### Exercise details
Print the data exactly as it is given, please.

### Information supplied
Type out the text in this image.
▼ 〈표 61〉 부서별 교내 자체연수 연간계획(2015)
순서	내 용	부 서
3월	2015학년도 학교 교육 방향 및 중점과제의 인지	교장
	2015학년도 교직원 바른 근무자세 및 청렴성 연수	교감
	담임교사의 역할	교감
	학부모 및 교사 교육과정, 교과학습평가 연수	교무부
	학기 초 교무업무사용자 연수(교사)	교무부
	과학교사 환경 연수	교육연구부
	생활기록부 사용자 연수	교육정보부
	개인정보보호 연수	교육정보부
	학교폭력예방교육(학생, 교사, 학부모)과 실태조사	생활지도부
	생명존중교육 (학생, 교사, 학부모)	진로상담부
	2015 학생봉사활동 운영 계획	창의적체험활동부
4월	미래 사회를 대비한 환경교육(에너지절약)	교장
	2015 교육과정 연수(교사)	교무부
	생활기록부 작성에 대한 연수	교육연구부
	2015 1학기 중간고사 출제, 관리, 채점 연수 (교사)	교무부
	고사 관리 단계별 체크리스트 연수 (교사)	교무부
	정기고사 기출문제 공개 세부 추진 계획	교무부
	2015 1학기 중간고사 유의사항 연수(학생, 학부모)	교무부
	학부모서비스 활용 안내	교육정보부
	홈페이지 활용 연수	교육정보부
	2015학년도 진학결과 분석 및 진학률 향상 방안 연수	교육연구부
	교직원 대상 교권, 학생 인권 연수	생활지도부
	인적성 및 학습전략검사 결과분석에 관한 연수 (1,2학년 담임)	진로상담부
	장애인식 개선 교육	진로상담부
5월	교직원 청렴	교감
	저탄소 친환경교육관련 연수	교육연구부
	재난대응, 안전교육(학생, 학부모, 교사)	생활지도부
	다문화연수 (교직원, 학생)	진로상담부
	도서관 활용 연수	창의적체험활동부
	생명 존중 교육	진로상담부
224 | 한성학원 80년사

### Answer for the task
Type out the text in this image.
▼ 〈표 61〉 부서별 교내 자체연수 연간계획(2015)
순서	내 용	부 서
3월	2015학년도 학교 교육 방향 및 중점과제의 인지	교장
	2015학년도 교직원 바른 근무자세 및 청렴성 연수	교감
	담임교사의 역할	교감
	학부모 및 교사 교육과정, 교과학습평가 연수	교무부
	학기 초 교무업무사용자 연수(교사)	교무부
	과학교사 환경 연수	교육연구부
	생활기록부 사용자 연수	교육정보부
	개인정보보호 연수	교육정보부
	학교폭력예방교육(학생, 교사, 학부모)과 실태조사	생활지도부
	생명존중교육 (학생, 교사, 학부모)	진로상담부
	2015 학생봉사활동 운영 계획	창의적체험활동부
4월	미래 사회를 대비한 환경교육(에너지절약)	교장
	2015 교육과정 연수(교사)	교무부
	생활기록부 작성에 대한 연수	교육연구부
	2015 1학기 중간고사 출제, 관리, 채점 연수 (교사)	교무부
	고사 관리 단계별 체크리스트 연수 (교사)	교무부
	정기고사 기출문제 공개 세부 추진 계획	교무부
	2015 1학기 중간고사 유의사항 연수(학생, 학부모)	교무부
	학부모서비스 활용 안내	교육정보부
	홈페이지 활용 연수	교육정보부
	2015학년도 진학결과 분석 및 진학률 향상 방안 연수	교육연구부
	교직원 대상 교권, 학생 인권 연수	생활지도부
	인적성 및 학습전략검사 결과분석에 관한 연수 (1,2학년 담임)	진로상담부
	장애인식 개선 교육	진로상담부
5월	교직원 청렴	교감
	저탄소 친환경교육관련 연수	교육연구부
	재난대응, 안전교육(학생, 학부모, 교사)	생활지도부
	다문화연수 (교직원, 학생)	진로상담부
	도서관 활용 연수	창의적체험활동부
	생명 존중 교육	진로상담부
224 | 한성학원 80년사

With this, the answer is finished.